## Request
Pictures do not belong in the copy. Return all of the entries exactly.
Start of Provided entries
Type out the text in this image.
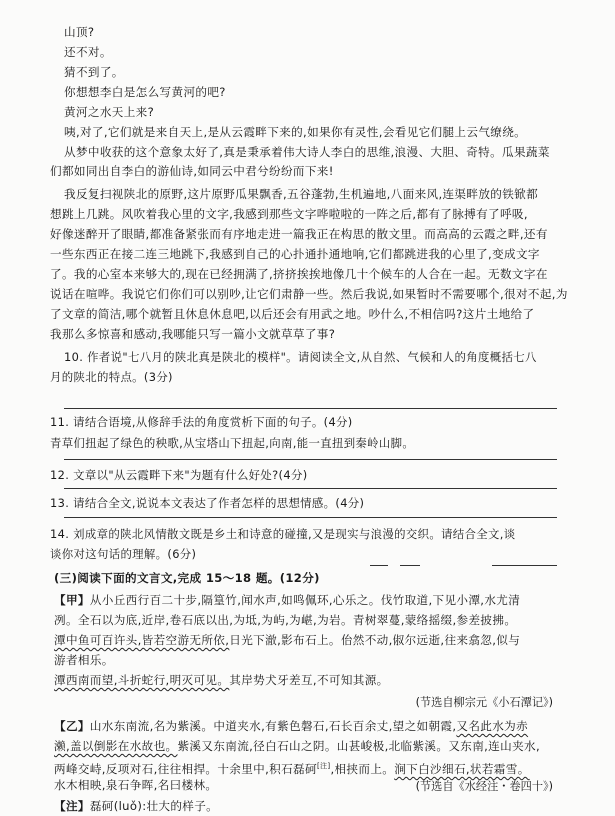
山顶?
还不对。
猜不到了。
你想想李白是怎么写黄河的吧?
黄河之水天上来?
咦,对了,它们就是来自天上,是从云霞畔下来的,如果你有灵性,会看见它们腿上云气缭绕。
从梦中收获的这个意象太好了,真是秉承着伟大诗人李白的思维,浪漫、大胆、奇特。瓜果蔬菜
们都如同出自李白的游仙诗,如同云中君兮纷纷而下来!
我反复扫视陕北的原野,这片原野瓜果飘香,五谷蓬勃,生机遍地,八面来风,连渠畔放的铁锨都
想跳上几跳。风吹着我心里的文字,我感到那些文字哗啦啦的一阵之后,都有了脉搏有了呼吸,
好像迷醉开了眼睛,都准备紧张而有序地走进一篇我正在构思的散文里。而高高的云霞之畔,还有
一些东西正在接二连三地跳下,我感到自己的心扑通扑通地响,它们都跳进我的心里了,变成文字
了。我的心室本来够大的,现在已经拥满了,挤挤挨挨地像几十个候车的人合在一起。无数文字在
说话在喧哗。我说它们你们可以别吵,让它们肃静一些。然后我说,如果暂时不需要哪个,很对不起,为
了文章的简洁,哪个就暂且休息休息吧,以后还会有用武之地。吵什么,不相信吗?这片土地给了
我那么多惊喜和感动,我哪能只写一篇小文就草草了事?
10. 作者说"七八月的陕北真是陕北的模样"。请阅读全文,从自然、气候和人的角度概括七八
月的陕北的特点。(3分)
11. 请结合语境,从修辞手法的角度赏析下面的句子。(4分)
青草们扭起了绿色的秧歌,从宝塔山下扭起,向南,能一直扭到秦岭山脚。
12. 文章以"从云霞畔下来"为题有什么好处?(4分)
13. 请结合全文,说说本文表达了作者怎样的思想情感。(4分)
14. 刘成章的陕北风情散文既是乡土和诗意的碰撞,又是现实与浪漫的交织。请结合全文,谈
谈你对这句话的理解。(6分)
(三)阅读下面的文言文,完成 15～18 题。(12分)
【甲】从小丘西行百二十步,隔篁竹,闻水声,如鸣佩环,心乐之。伐竹取道,下见小潭,水尤清
冽。全石以为底,近岸,卷石底以出,为坻,为屿,为嵁,为岩。青树翠蔓,蒙络摇缀,参差披拂。
潭中鱼可百许头,皆若空游无所依,日光下澈,影布石上。佁然不动,俶尔远逝,往来翕忽,似与
游者相乐。
潭西南而望,斗折蛇行,明灭可见。其岸势犬牙差互,不可知其源。
(节选自柳宗元《小石潭记》)
【乙】山水东南流,名为紫溪。中道夹水,有紫色磐石,石长百余丈,望之如朝霞,又名此水为赤
濑,盖以倒影在水故也。紫溪又东南流,径白石山之阴。山甚峻极,北临紫溪。又东南,连山夹水,
两峰交峙,反项对石,往往相捍。十余里中,积石磊砢[注],相挟而上。涧下白沙细石,状若霜雪。
水木相映,泉石争晖,名曰楼林。	(节选自《水经注・卷四十》)
【注】磊砢(luǒ):壮大的样子。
End of Provided entries
## Exercise solution
Type out the text in this image.
山顶?
还不对。
猜不到了。
你想想李白是怎么写黄河的吧?
黄河之水天上来?
咦,对了,它们就是来自天上,是从云霞畔下来的,如果你有灵性,会看见它们腿上云气缭绕。
从梦中收获的这个意象太好了,真是秉承着伟大诗人李白的思维,浪漫、大胆、奇特。瓜果蔬菜
们都如同出自李白的游仙诗,如同云中君兮纷纷而下来!
我反复扫视陕北的原野,这片原野瓜果飘香,五谷蓬勃,生机遍地,八面来风,连渠畔放的铁锨都
想跳上几跳。风吹着我心里的文字,我感到那些文字哗啦啦的一阵之后,都有了脉搏有了呼吸,
好像迷醉开了眼睛,都准备紧张而有序地走进一篇我正在构思的散文里。而高高的云霞之畔,还有
一些东西正在接二连三地跳下,我感到自己的心扑通扑通地响,它们都跳进我的心里了,变成文字
了。我的心室本来够大的,现在已经拥满了,挤挤挨挨地像几十个候车的人合在一起。无数文字在
说话在喧哗。我说它们你们可以别吵,让它们肃静一些。然后我说,如果暂时不需要哪个,很对不起,为
了文章的简洁,哪个就暂且休息休息吧,以后还会有用武之地。吵什么,不相信吗?这片土地给了
我那么多惊喜和感动,我哪能只写一篇小文就草草了事?
10. 作者说"七八月的陕北真是陕北的模样"。请阅读全文,从自然、气候和人的角度概括七八
月的陕北的特点。(3分)
11. 请结合语境,从修辞手法的角度赏析下面的句子。(4分)
青草们扭起了绿色的秧歌,从宝塔山下扭起,向南,能一直扭到秦岭山脚。
12. 文章以"从云霞畔下来"为题有什么好处?(4分)
13. 请结合全文,说说本文表达了作者怎样的思想情感。(4分)
14. 刘成章的陕北风情散文既是乡土和诗意的碰撞,又是现实与浪漫的交织。请结合全文,谈
谈你对这句话的理解。(6分)
(三)阅读下面的文言文,完成 15～18 题。(12分)
【甲】从小丘西行百二十步,隔篁竹,闻水声,如鸣佩环,心乐之。伐竹取道,下见小潭,水尤清
冽。全石以为底,近岸,卷石底以出,为坻,为屿,为嵁,为岩。青树翠蔓,蒙络摇缀,参差披拂。
潭中鱼可百许头,皆若空游无所依,日光下澈,影布石上。佁然不动,俶尔远逝,往来翕忽,似与
游者相乐。
潭西南而望,斗折蛇行,明灭可见。其岸势犬牙差互,不可知其源。
(节选自柳宗元《小石潭记》)
【乙】山水东南流,名为紫溪。中道夹水,有紫色磐石,石长百余丈,望之如朝霞,又名此水为赤
濑,盖以倒影在水故也。紫溪又东南流,径白石山之阴。山甚峻极,北临紫溪。又东南,连山夹水,
两峰交峙,反项对石,往往相捍。十余里中,积石磊砢[注],相挟而上。涧下白沙细石,状若霜雪。
水木相映,泉石争晖,名曰楼林。	(节选自《水经注・卷四十》)
【注】磊砢(luǒ):壮大的样子。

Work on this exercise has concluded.